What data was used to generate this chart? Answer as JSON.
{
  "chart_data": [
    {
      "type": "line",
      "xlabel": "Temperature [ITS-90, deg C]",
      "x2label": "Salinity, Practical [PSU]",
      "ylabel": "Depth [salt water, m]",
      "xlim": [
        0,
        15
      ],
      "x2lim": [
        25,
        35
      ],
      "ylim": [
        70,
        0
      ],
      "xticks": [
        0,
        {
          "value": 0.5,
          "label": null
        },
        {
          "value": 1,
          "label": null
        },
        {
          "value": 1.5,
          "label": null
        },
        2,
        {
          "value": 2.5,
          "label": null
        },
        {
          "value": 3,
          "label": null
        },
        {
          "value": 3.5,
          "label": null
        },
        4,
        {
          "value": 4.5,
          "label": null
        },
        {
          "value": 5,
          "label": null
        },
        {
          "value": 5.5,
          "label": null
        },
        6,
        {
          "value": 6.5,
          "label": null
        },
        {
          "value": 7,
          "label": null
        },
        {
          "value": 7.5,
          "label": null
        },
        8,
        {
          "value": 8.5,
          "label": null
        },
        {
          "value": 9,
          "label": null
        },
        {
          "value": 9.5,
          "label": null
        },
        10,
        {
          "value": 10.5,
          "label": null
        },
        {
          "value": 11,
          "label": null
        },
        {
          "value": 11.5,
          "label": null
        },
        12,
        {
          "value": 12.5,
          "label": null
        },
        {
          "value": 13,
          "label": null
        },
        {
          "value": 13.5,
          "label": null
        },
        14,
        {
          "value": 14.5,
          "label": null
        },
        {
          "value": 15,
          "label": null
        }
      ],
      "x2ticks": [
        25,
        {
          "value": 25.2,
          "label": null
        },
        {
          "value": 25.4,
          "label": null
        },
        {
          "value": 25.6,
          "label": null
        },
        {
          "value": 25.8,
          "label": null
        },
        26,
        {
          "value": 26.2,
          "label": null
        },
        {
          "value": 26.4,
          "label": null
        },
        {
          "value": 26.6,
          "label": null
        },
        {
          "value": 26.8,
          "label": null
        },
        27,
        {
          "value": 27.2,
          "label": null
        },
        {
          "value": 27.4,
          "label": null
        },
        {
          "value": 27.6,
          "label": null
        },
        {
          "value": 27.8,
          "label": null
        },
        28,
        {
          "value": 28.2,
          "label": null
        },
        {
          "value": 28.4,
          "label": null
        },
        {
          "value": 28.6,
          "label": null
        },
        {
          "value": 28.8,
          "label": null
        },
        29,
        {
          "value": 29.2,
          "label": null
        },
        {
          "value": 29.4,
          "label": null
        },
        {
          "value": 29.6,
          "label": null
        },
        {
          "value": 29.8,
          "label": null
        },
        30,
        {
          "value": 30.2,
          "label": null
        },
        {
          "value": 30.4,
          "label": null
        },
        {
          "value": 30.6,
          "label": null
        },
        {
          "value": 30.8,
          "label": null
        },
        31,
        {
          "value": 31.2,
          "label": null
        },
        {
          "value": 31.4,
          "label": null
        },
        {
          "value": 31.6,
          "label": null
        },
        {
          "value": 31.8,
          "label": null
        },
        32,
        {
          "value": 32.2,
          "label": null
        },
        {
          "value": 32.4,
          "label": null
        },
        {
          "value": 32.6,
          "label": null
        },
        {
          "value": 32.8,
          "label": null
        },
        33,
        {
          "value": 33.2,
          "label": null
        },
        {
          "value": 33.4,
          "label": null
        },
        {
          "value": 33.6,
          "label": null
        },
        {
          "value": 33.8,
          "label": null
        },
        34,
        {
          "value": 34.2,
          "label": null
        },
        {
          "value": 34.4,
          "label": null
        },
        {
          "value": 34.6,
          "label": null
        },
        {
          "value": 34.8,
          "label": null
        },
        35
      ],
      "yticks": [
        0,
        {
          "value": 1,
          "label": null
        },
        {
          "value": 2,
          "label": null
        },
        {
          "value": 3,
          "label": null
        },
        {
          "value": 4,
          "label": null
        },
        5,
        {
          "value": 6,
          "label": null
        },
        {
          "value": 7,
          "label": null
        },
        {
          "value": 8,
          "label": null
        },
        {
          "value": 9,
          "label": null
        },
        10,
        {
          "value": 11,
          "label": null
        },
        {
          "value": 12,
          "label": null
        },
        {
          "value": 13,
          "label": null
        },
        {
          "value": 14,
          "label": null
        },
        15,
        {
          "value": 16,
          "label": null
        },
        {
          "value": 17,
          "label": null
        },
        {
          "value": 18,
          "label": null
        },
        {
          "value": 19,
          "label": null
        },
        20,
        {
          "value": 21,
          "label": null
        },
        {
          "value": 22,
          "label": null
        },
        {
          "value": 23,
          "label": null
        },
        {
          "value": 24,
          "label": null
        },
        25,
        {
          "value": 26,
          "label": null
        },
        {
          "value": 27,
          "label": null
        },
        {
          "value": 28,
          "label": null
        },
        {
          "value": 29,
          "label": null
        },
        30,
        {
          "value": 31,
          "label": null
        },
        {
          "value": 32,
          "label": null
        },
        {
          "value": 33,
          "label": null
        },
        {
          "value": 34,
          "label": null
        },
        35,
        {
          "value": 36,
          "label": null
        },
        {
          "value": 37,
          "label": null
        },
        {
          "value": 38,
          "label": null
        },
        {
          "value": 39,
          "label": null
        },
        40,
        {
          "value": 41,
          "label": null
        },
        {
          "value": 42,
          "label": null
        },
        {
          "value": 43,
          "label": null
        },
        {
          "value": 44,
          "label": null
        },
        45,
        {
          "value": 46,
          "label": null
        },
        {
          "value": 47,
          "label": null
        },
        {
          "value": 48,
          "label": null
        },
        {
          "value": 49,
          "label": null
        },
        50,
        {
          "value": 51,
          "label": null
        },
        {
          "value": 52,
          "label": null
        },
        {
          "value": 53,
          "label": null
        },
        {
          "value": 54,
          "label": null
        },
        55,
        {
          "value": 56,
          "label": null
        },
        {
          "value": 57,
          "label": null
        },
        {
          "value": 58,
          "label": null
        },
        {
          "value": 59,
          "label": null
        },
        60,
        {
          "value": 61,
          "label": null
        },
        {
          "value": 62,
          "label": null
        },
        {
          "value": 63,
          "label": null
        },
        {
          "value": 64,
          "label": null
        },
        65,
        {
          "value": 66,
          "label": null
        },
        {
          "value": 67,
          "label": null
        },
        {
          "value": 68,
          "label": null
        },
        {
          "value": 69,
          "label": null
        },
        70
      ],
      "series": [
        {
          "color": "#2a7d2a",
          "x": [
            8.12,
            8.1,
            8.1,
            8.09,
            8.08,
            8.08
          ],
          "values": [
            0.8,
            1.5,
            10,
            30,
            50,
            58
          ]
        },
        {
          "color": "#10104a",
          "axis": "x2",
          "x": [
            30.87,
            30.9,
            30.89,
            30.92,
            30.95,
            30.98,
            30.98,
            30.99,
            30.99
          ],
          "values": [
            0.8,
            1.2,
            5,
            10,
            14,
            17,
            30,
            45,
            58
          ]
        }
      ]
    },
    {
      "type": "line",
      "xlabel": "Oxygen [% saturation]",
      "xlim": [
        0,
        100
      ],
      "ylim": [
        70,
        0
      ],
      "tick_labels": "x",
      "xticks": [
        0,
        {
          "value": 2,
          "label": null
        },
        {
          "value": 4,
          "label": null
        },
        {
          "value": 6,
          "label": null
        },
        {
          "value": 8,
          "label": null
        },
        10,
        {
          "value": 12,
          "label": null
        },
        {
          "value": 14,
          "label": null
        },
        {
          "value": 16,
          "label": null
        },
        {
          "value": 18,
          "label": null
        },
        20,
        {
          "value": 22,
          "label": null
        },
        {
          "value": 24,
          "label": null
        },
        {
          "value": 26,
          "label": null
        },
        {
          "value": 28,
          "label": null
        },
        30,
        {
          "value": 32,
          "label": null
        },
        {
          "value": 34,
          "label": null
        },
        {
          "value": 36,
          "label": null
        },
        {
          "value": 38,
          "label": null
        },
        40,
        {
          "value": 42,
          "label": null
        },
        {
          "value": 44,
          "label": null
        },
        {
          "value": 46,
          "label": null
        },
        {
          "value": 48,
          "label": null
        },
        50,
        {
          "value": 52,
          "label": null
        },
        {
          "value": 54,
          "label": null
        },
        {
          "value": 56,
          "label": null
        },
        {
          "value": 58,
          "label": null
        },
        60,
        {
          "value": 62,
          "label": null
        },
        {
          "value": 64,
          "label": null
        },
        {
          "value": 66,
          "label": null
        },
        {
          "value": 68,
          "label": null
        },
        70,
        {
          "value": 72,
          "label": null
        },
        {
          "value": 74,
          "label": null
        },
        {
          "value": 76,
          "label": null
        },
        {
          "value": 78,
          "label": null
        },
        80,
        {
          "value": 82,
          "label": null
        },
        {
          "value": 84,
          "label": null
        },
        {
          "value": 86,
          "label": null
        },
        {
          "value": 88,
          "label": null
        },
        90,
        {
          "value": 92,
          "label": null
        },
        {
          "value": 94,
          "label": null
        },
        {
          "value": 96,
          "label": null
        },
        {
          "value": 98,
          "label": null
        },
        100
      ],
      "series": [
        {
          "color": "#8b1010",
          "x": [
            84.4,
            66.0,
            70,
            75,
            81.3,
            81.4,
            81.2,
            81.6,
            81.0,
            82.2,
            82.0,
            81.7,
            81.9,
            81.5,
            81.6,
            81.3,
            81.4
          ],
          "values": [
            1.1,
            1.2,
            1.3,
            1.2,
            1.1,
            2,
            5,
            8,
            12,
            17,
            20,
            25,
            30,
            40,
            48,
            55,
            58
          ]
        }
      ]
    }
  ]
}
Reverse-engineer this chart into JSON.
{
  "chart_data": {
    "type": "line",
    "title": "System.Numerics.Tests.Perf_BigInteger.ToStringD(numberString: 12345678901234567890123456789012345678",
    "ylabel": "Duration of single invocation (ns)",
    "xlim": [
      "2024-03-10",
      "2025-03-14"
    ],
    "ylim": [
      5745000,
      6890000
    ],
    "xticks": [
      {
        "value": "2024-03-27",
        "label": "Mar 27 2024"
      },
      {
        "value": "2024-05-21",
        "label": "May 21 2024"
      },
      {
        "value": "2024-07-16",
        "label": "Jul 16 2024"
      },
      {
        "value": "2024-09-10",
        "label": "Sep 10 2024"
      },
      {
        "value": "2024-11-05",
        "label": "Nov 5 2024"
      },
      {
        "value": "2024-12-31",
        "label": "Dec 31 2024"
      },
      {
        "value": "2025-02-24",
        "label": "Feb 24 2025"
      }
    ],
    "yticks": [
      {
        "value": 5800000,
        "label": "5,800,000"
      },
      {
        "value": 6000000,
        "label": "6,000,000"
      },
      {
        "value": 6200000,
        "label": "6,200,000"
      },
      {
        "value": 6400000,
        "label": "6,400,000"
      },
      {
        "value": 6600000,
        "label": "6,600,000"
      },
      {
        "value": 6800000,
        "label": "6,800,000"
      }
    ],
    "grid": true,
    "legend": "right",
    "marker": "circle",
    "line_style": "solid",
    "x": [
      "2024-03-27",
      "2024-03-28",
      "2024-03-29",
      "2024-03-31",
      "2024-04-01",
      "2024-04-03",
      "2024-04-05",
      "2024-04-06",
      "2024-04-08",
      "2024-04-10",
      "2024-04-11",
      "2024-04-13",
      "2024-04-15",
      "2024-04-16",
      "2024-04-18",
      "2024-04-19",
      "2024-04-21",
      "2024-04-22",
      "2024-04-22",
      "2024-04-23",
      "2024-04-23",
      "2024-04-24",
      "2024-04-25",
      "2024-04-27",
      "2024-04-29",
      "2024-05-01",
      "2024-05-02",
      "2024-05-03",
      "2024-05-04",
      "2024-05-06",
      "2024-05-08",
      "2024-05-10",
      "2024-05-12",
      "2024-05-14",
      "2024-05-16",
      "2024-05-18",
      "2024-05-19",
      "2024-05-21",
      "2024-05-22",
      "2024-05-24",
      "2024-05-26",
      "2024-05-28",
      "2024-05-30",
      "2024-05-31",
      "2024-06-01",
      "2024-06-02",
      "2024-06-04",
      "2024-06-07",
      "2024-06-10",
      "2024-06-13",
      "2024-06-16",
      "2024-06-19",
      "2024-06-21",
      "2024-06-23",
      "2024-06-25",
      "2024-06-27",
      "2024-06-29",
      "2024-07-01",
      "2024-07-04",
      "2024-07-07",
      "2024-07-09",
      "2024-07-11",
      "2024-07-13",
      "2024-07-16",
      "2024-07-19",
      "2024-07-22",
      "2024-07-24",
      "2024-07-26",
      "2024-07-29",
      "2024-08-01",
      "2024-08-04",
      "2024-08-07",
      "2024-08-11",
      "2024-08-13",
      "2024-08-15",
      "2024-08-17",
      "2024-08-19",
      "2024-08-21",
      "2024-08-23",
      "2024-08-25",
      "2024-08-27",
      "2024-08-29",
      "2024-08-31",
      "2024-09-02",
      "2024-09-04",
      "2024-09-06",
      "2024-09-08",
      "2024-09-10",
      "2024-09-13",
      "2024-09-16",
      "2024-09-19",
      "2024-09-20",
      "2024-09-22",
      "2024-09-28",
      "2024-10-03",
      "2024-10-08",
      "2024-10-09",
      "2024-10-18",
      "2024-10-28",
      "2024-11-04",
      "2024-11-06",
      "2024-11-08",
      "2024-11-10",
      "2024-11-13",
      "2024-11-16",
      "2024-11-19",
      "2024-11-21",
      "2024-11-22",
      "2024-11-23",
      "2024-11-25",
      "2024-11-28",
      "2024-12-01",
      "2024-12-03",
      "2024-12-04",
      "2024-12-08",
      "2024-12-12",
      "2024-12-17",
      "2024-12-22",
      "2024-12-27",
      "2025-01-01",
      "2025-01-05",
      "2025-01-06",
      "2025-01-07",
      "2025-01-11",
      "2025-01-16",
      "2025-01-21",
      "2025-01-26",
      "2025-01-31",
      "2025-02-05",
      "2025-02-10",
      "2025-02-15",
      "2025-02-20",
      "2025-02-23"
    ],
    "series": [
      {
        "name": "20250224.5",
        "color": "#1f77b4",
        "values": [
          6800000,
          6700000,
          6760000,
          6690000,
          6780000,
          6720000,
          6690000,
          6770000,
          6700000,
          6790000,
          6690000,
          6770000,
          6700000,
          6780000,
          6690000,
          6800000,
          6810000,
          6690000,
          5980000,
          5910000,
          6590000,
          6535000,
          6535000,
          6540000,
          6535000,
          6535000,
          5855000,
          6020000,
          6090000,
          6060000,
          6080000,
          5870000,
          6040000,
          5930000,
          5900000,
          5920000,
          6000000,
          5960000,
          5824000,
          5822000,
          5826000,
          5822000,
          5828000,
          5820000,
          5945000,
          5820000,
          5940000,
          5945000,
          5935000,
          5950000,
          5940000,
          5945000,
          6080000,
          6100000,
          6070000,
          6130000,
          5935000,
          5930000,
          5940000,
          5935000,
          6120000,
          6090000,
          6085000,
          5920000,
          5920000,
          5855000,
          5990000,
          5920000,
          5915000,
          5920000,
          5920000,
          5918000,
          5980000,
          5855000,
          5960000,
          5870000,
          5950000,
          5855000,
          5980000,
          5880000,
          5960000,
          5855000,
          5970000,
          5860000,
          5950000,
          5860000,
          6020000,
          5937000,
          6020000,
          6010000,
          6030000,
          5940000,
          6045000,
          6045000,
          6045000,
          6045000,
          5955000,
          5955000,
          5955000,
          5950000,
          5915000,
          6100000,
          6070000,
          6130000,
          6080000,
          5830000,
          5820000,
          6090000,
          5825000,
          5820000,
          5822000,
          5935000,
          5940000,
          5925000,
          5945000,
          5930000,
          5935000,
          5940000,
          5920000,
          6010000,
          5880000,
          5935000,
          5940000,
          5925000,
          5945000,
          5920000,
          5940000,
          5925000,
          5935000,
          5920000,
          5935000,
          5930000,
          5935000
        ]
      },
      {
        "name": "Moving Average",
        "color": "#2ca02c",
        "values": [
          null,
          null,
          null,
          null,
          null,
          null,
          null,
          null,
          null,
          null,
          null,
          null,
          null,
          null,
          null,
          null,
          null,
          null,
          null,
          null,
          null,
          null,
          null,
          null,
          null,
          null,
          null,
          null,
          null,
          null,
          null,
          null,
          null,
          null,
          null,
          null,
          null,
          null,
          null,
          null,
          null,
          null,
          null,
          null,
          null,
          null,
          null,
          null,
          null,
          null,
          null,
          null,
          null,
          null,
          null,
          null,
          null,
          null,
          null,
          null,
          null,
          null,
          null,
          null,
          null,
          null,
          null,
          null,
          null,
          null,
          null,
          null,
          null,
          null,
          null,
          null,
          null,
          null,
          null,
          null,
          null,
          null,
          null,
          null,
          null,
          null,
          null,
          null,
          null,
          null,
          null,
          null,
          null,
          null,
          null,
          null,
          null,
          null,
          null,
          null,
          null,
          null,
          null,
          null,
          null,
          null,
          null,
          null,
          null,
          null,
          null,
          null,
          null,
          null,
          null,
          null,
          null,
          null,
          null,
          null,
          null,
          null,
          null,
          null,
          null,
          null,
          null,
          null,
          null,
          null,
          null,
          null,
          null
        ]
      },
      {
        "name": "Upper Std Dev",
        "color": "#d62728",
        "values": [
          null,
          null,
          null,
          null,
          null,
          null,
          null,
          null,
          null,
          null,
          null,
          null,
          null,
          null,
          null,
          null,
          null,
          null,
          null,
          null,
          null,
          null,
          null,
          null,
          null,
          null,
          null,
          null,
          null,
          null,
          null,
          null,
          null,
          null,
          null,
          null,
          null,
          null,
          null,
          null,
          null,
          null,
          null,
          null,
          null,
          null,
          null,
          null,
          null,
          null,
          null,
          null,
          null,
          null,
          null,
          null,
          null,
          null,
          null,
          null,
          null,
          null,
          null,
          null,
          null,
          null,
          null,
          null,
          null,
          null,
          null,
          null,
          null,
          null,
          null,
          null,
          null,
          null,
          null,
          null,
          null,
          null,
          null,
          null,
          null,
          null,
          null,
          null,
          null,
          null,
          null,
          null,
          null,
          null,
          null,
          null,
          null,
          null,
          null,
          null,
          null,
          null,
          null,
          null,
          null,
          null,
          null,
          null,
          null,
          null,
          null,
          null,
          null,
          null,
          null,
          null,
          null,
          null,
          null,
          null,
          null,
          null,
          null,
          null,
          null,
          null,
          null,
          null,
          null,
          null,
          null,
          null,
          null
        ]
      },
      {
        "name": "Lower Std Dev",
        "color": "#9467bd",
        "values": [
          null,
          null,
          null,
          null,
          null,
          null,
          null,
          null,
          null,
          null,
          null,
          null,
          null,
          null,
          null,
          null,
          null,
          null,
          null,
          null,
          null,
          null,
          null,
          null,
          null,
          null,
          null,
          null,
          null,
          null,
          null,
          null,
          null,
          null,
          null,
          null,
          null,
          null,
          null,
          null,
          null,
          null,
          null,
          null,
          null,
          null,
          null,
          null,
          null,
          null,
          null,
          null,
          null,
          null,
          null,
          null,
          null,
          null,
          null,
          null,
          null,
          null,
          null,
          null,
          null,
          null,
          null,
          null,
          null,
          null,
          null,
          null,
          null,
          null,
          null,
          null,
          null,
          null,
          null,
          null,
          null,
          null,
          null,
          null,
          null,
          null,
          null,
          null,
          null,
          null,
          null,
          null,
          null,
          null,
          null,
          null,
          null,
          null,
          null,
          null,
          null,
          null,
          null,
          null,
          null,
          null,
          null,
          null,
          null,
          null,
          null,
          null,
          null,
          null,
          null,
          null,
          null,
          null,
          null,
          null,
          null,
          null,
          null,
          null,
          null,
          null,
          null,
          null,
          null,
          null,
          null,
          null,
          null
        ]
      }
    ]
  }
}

◆ ◆ ◆ ◆ ◆ ◆ ◆

▶ GOAL OF THE EXERCISE
List the lines of the records where "ylabel" occurs.

▶ THE REPLY
      "ylabel": "Depth [salt water, m]",
    "ylabel": "Duration of single invocation (ns)",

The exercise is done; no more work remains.